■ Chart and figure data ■

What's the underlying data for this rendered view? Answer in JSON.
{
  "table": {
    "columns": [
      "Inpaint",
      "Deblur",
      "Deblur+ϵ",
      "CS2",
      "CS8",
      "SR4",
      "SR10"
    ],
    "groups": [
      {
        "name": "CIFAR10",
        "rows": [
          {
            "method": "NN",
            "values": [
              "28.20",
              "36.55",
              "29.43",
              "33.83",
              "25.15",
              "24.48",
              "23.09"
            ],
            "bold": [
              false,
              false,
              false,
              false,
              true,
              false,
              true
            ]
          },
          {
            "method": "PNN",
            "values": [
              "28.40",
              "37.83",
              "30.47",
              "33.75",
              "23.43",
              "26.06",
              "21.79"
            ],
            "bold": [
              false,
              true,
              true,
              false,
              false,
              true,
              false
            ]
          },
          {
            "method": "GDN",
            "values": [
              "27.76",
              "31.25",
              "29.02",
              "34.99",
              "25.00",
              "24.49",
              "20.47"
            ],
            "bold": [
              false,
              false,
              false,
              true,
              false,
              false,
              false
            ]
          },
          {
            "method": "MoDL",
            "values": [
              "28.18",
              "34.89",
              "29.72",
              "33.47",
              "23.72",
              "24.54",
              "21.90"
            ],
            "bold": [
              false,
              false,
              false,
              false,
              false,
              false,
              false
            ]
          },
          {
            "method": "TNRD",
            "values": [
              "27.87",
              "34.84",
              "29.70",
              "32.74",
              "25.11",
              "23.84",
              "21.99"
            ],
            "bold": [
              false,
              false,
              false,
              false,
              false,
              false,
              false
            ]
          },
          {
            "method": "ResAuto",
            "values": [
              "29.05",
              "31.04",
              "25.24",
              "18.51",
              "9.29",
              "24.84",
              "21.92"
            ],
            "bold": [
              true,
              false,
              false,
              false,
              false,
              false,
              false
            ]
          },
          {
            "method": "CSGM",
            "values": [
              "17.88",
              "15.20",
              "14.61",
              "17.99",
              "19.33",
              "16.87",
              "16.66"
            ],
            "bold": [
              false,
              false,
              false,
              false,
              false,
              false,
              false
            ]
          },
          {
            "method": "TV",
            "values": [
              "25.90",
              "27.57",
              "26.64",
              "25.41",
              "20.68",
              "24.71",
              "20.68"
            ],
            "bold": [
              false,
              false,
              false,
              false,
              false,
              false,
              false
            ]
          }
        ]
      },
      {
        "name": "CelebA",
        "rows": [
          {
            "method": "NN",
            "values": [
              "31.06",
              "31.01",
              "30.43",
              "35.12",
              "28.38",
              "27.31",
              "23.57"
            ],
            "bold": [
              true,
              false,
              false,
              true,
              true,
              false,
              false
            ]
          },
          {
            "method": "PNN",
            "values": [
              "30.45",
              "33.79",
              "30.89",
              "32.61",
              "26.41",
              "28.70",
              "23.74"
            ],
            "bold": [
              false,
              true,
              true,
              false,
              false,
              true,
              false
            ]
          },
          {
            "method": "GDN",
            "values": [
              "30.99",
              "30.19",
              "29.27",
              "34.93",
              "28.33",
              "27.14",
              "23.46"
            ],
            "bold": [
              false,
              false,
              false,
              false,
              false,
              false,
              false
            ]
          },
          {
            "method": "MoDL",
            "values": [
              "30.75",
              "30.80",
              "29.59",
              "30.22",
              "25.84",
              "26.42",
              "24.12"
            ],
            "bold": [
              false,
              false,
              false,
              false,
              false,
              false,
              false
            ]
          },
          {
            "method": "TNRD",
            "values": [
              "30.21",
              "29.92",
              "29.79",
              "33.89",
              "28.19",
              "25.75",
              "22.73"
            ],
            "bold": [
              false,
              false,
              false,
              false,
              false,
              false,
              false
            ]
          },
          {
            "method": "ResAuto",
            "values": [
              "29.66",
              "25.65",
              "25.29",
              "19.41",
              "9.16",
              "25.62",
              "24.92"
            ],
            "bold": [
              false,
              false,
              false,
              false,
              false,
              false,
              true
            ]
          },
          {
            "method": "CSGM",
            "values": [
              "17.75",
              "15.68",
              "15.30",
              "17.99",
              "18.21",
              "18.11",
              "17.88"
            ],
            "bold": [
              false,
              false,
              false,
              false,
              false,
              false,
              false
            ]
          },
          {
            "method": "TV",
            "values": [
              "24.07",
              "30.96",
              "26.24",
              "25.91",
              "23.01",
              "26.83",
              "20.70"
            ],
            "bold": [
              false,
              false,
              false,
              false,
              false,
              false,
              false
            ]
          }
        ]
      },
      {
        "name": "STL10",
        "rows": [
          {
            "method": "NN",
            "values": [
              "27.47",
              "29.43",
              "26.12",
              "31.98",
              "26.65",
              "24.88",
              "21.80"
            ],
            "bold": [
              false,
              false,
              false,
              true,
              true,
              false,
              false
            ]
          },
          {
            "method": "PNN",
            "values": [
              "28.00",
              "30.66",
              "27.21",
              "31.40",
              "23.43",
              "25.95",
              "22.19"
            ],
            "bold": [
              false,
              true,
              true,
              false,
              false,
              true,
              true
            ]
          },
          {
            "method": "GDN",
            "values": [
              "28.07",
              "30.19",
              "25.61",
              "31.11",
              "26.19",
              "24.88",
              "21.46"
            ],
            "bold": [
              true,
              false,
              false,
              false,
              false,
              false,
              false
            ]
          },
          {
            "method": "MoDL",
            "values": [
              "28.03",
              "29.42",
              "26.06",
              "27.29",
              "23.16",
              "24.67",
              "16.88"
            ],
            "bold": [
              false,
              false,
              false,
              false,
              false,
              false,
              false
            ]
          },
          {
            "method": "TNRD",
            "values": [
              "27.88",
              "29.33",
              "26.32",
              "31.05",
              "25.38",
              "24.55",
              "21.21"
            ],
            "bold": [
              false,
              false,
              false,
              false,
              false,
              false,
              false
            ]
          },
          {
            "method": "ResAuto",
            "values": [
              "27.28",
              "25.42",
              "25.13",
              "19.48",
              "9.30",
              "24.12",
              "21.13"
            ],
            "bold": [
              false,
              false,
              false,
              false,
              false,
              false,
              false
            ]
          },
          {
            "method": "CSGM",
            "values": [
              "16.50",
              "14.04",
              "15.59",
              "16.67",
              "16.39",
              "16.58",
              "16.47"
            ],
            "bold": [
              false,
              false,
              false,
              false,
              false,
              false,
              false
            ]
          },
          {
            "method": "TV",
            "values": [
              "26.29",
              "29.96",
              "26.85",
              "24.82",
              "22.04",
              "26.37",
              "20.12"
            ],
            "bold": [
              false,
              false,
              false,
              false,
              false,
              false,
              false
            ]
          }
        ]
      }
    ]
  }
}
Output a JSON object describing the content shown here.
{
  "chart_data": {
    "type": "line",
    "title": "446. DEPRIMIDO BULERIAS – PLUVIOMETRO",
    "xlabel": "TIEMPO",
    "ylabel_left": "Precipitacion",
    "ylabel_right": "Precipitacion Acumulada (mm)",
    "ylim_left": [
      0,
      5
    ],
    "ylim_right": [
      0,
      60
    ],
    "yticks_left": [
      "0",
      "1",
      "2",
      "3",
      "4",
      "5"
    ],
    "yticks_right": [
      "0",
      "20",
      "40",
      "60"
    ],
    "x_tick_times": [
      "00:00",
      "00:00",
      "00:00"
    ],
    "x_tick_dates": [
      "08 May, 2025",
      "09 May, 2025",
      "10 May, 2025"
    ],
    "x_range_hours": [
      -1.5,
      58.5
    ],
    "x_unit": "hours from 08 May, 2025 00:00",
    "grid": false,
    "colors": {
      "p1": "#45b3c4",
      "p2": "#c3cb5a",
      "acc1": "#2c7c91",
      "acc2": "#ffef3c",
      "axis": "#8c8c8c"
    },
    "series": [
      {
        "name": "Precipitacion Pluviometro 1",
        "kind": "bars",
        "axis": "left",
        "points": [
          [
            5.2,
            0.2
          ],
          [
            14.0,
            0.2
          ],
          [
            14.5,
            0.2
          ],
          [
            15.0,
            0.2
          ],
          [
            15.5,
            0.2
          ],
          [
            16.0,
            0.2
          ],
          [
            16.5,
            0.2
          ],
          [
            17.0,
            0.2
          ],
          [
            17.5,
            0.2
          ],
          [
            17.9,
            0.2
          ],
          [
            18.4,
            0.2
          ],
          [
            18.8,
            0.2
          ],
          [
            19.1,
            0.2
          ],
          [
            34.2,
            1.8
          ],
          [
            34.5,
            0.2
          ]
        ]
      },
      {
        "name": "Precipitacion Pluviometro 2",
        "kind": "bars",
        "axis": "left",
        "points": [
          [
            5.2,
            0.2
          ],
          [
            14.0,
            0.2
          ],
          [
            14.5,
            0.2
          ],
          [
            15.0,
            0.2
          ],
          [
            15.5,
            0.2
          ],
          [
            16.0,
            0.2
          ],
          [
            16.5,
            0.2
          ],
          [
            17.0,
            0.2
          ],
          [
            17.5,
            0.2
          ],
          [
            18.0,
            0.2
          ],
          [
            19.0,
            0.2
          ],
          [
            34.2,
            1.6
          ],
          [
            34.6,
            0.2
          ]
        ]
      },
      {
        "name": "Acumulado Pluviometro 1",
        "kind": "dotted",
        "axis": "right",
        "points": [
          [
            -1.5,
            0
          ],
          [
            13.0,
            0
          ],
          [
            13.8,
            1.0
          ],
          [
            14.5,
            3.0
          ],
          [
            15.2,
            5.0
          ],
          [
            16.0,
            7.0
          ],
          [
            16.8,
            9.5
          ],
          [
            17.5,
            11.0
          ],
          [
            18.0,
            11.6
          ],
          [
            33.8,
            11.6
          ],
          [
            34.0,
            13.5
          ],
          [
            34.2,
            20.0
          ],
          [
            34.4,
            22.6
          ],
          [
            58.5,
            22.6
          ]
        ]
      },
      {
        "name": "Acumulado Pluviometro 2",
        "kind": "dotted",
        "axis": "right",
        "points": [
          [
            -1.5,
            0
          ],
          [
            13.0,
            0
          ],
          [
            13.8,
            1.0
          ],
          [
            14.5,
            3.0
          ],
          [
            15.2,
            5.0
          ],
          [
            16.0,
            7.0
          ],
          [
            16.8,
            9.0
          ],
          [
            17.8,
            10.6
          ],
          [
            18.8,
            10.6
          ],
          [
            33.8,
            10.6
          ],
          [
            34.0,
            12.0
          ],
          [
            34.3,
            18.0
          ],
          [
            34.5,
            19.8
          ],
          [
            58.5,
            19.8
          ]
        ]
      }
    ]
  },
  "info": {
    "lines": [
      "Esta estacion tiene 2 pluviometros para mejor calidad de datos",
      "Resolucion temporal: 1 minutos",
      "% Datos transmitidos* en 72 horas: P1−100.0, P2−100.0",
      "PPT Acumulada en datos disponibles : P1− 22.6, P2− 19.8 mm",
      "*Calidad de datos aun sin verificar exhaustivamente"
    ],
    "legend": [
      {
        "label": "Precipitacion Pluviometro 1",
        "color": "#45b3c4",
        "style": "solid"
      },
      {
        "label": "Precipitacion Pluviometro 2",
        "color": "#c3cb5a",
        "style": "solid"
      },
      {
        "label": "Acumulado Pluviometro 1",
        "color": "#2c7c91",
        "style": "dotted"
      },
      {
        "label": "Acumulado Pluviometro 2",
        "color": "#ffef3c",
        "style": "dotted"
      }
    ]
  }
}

■ Problem description ■
Each line containing the word "Precipitacion" counts once; report the total alone.

■ Output of the task ■
6